● **Task objective**
Report how many lines in the listing below contain the string "right". Give only the number.

● **Record excerpts**
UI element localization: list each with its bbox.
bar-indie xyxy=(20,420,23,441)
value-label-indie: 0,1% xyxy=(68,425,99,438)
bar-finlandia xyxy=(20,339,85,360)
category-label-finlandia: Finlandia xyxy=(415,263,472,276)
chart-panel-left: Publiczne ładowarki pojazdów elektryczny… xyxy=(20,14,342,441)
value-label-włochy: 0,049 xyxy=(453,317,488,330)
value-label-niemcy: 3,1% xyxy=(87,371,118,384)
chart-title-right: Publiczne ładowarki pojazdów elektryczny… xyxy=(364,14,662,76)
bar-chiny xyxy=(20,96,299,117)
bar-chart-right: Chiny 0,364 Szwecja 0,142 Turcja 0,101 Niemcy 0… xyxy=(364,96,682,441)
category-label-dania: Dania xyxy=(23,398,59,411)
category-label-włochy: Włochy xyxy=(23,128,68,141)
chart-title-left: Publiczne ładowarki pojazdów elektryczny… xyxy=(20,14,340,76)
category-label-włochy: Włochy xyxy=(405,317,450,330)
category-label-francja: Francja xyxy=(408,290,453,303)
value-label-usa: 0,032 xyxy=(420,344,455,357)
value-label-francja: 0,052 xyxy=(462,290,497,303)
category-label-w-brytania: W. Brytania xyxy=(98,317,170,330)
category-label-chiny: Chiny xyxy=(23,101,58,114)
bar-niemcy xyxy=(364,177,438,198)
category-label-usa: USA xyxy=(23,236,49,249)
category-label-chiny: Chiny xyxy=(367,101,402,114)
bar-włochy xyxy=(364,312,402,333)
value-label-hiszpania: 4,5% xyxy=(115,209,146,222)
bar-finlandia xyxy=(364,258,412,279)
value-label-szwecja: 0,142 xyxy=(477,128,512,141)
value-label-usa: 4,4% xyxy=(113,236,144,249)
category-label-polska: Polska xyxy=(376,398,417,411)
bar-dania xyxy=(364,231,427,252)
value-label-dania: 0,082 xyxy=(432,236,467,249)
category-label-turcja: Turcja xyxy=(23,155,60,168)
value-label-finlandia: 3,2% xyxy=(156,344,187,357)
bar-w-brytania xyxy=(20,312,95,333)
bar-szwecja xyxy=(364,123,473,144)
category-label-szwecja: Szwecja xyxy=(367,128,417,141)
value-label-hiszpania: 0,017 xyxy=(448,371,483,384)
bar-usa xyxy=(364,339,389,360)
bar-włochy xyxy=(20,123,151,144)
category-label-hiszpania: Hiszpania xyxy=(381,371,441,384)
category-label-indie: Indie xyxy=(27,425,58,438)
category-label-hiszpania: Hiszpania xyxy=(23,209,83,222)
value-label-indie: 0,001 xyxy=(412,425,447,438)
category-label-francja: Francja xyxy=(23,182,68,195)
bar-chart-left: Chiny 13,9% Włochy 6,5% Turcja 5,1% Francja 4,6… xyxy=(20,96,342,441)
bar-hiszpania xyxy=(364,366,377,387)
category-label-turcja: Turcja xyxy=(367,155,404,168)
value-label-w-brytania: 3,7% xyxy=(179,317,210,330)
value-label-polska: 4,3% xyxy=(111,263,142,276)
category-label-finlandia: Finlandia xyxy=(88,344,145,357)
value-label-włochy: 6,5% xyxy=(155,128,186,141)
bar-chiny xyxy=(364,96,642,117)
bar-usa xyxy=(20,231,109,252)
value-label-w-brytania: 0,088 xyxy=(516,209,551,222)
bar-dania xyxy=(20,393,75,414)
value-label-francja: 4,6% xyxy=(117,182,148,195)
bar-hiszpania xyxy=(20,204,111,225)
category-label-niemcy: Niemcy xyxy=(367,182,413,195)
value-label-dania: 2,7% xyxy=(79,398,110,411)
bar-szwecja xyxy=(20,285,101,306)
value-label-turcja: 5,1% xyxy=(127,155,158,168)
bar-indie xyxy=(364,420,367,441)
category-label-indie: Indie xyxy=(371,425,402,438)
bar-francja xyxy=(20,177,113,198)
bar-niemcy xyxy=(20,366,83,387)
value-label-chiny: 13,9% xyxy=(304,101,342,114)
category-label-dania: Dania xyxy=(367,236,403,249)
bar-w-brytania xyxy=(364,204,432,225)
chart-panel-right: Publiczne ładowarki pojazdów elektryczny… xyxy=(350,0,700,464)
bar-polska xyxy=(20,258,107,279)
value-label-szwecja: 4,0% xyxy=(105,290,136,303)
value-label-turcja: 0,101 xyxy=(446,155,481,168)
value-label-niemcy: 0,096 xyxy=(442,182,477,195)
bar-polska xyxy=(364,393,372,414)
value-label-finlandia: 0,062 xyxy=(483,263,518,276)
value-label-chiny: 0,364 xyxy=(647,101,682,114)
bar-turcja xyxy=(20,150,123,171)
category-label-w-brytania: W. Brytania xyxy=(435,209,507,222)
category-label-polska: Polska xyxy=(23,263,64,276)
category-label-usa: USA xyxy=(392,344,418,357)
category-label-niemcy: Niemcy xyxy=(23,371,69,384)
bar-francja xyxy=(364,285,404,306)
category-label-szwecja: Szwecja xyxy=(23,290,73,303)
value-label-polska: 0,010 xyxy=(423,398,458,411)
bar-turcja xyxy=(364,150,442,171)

● **Written answer**
3